* START *

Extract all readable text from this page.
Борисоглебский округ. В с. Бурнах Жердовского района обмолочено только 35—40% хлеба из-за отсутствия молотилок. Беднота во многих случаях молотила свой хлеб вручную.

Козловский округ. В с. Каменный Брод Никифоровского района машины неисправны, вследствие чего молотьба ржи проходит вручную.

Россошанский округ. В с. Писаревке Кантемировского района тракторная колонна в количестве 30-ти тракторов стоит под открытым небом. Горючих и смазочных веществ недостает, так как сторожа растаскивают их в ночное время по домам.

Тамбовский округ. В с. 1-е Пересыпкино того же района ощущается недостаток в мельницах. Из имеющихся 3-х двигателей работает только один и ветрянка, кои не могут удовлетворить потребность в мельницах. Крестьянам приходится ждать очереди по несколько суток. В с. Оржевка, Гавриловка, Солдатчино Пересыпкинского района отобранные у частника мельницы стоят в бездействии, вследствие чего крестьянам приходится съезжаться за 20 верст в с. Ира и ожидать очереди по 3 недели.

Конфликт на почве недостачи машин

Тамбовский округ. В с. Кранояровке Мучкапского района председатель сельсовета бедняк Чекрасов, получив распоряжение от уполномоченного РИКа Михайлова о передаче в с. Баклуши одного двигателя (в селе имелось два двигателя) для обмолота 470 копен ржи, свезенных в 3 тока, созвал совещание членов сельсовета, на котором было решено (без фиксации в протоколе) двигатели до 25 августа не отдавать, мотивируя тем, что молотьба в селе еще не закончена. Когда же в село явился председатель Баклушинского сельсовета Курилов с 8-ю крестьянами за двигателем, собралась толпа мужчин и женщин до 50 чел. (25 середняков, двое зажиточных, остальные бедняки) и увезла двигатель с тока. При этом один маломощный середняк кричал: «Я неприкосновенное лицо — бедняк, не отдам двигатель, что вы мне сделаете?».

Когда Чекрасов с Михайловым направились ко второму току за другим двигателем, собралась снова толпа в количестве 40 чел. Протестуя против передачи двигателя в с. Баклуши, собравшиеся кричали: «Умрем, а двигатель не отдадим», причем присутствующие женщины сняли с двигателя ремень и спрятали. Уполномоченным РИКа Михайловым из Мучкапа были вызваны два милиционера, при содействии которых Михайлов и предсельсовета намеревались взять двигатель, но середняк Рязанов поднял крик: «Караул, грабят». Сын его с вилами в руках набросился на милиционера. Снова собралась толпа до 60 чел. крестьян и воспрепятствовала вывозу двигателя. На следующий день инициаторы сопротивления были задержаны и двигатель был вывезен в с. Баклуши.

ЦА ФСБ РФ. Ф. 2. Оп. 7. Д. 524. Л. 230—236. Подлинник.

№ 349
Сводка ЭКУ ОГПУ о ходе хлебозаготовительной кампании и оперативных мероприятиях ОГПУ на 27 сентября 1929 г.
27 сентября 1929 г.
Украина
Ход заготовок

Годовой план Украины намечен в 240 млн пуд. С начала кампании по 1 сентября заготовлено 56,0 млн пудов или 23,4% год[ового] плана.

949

* END *

Requirements
Among the lines above, count those containing the word "только" and give nothing but the result.

Correct response
2